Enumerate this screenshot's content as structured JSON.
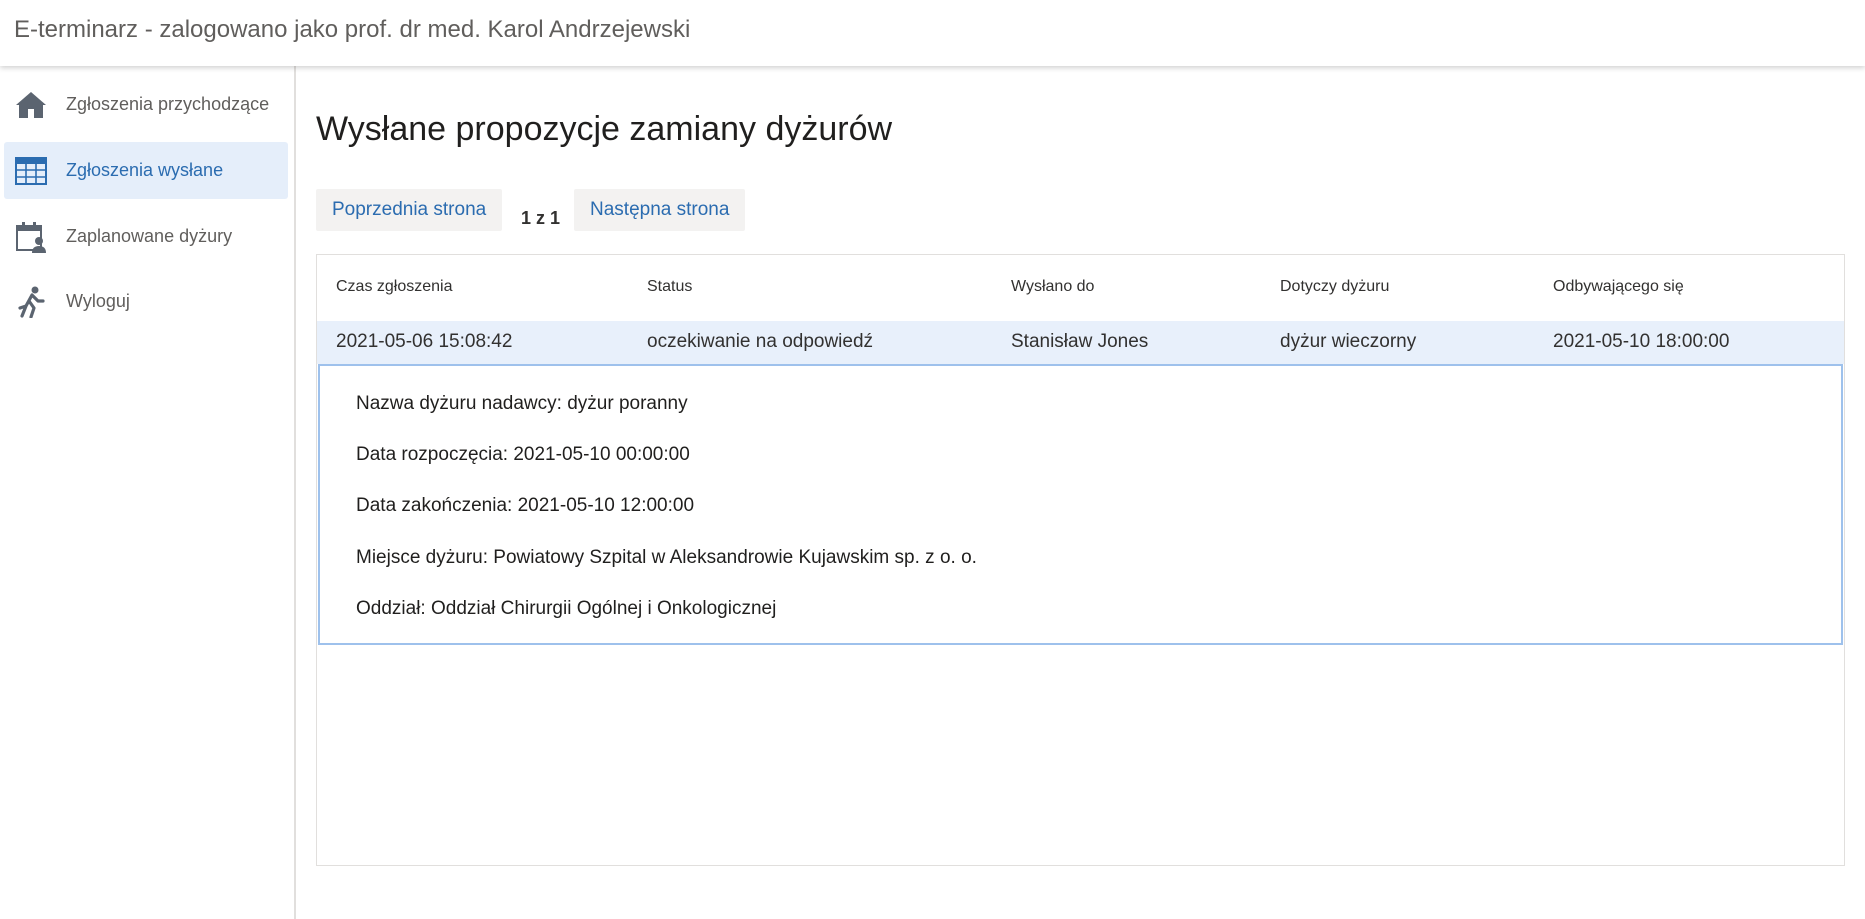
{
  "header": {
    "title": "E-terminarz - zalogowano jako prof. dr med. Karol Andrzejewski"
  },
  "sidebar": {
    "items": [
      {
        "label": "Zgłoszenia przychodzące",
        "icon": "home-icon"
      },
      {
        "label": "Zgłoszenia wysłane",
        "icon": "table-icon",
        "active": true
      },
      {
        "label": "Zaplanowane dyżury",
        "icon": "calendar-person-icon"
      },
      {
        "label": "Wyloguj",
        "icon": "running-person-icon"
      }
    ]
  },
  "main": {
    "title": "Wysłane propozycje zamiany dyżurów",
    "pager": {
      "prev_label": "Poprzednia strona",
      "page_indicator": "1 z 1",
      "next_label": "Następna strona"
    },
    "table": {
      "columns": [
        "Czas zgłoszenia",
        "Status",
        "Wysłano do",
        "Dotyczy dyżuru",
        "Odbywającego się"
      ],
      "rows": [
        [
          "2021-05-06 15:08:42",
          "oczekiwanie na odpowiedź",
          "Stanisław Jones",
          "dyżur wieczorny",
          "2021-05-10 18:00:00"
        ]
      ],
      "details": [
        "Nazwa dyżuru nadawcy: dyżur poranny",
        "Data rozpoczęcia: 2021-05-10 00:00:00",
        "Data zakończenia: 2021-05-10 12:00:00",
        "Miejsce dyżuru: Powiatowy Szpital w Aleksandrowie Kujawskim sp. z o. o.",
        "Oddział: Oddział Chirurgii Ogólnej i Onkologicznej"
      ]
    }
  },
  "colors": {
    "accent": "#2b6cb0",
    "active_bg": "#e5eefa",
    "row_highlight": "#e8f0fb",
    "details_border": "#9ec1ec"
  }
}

+ + + + + + +

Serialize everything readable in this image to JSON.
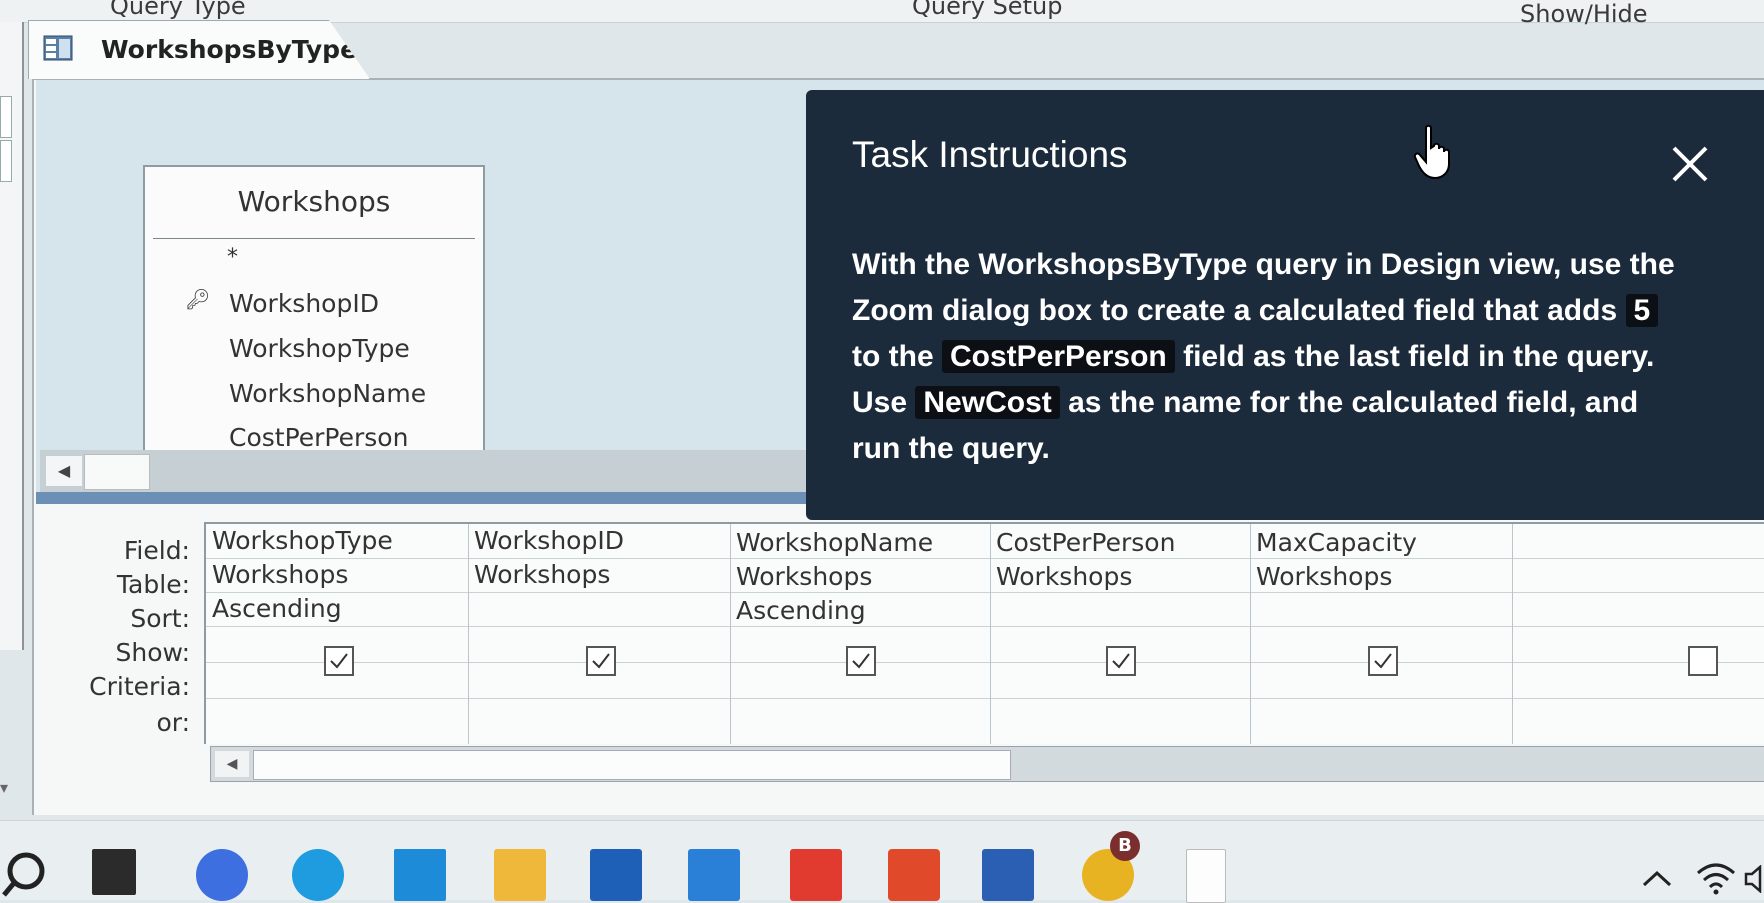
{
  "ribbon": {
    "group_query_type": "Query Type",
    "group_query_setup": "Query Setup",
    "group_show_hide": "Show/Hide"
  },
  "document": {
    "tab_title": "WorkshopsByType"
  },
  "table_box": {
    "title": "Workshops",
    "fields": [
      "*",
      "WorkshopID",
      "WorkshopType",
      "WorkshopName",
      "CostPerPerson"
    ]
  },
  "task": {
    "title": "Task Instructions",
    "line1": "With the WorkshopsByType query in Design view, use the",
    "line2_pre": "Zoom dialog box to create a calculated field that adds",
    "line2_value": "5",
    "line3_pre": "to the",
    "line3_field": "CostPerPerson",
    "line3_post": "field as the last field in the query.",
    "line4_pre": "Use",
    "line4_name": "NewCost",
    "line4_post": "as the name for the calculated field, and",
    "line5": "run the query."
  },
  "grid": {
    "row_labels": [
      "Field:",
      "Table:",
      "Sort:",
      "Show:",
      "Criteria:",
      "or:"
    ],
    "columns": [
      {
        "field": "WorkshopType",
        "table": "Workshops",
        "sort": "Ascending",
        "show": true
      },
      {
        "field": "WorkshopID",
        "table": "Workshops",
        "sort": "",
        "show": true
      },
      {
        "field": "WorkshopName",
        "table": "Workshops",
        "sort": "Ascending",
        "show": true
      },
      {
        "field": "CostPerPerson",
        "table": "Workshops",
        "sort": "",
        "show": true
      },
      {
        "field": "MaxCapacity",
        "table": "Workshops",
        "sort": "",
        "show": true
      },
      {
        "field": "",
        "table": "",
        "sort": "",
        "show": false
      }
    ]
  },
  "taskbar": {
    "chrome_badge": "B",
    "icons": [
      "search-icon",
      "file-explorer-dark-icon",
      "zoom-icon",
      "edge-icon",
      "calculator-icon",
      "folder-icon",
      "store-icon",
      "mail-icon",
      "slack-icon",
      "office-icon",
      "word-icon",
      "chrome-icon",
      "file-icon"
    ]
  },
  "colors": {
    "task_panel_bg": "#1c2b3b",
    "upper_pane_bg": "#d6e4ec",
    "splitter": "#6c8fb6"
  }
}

+ + + + + + +

Task instructions: Go through the preceding material and copy each line that has the word "WorkshopsByType".

Answer to this exercise:
    "tab_title": "WorkshopsByType"
    "line1": "With the WorkshopsByType query in Design view, use the",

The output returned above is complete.